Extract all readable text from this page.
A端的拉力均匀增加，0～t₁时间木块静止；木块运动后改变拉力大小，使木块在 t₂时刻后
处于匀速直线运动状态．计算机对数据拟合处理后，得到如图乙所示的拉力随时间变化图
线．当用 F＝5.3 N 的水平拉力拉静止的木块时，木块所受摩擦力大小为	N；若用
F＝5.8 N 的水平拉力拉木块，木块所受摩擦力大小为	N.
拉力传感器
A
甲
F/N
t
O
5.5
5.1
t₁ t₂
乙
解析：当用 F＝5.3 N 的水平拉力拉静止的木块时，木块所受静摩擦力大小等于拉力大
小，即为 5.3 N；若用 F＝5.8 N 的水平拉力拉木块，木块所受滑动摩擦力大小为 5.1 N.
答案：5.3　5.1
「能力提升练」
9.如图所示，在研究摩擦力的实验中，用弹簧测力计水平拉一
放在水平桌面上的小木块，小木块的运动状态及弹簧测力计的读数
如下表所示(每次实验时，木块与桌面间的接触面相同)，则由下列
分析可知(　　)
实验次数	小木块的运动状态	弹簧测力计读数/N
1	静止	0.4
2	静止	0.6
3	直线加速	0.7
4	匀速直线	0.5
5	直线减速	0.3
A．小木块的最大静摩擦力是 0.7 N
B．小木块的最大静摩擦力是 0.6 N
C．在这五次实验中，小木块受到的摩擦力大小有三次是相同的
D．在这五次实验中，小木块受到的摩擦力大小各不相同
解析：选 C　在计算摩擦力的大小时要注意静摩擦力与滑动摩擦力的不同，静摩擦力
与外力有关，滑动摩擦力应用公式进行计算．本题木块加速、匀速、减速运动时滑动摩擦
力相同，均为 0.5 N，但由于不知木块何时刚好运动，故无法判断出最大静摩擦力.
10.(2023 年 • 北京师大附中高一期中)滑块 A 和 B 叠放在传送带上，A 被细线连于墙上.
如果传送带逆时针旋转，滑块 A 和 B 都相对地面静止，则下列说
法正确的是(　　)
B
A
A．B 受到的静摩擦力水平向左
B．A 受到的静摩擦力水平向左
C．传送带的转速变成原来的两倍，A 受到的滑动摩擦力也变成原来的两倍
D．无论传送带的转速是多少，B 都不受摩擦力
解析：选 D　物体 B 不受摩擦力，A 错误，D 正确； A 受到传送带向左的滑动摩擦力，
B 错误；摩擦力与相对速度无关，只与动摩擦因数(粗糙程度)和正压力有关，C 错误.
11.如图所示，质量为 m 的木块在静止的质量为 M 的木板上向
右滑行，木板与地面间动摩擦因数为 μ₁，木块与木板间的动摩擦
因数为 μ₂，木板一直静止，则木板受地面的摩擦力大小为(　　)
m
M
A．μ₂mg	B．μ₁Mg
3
☆ ☆ ☆ ☆
Work instructions = Set all of the entries down again, exactly as they were given.

Task solution =
Extract all readable text from this page.
A端的拉力均匀增加，0～t₁时间木块静止；木块运动后改变拉力大小，使木块在 t₂时刻后
处于匀速直线运动状态．计算机对数据拟合处理后，得到如图乙所示的拉力随时间变化图
线．当用 F＝5.3 N 的水平拉力拉静止的木块时，木块所受摩擦力大小为	N；若用
F＝5.8 N 的水平拉力拉木块，木块所受摩擦力大小为	N.
拉力传感器
A
甲
F/N
t
O
5.5
5.1
t₁ t₂
乙
解析：当用 F＝5.3 N 的水平拉力拉静止的木块时，木块所受静摩擦力大小等于拉力大
小，即为 5.3 N；若用 F＝5.8 N 的水平拉力拉木块，木块所受滑动摩擦力大小为 5.1 N.
答案：5.3　5.1
「能力提升练」
9.如图所示，在研究摩擦力的实验中，用弹簧测力计水平拉一
放在水平桌面上的小木块，小木块的运动状态及弹簧测力计的读数
如下表所示(每次实验时，木块与桌面间的接触面相同)，则由下列
分析可知(　　)
实验次数	小木块的运动状态	弹簧测力计读数/N
1	静止	0.4
2	静止	0.6
3	直线加速	0.7
4	匀速直线	0.5
5	直线减速	0.3
A．小木块的最大静摩擦力是 0.7 N
B．小木块的最大静摩擦力是 0.6 N
C．在这五次实验中，小木块受到的摩擦力大小有三次是相同的
D．在这五次实验中，小木块受到的摩擦力大小各不相同
解析：选 C　在计算摩擦力的大小时要注意静摩擦力与滑动摩擦力的不同，静摩擦力
与外力有关，滑动摩擦力应用公式进行计算．本题木块加速、匀速、减速运动时滑动摩擦
力相同，均为 0.5 N，但由于不知木块何时刚好运动，故无法判断出最大静摩擦力.
10.(2023 年 • 北京师大附中高一期中)滑块 A 和 B 叠放在传送带上，A 被细线连于墙上.
如果传送带逆时针旋转，滑块 A 和 B 都相对地面静止，则下列说
法正确的是(　　)
B
A
A．B 受到的静摩擦力水平向左
B．A 受到的静摩擦力水平向左
C．传送带的转速变成原来的两倍，A 受到的滑动摩擦力也变成原来的两倍
D．无论传送带的转速是多少，B 都不受摩擦力
解析：选 D　物体 B 不受摩擦力，A 错误，D 正确； A 受到传送带向左的滑动摩擦力，
B 错误；摩擦力与相对速度无关，只与动摩擦因数(粗糙程度)和正压力有关，C 错误.
11.如图所示，质量为 m 的木块在静止的质量为 M 的木板上向
右滑行，木板与地面间动摩擦因数为 μ₁，木块与木板间的动摩擦
因数为 μ₂，木板一直静止，则木板受地面的摩擦力大小为(　　)
m
M
A．μ₂mg	B．μ₁Mg
3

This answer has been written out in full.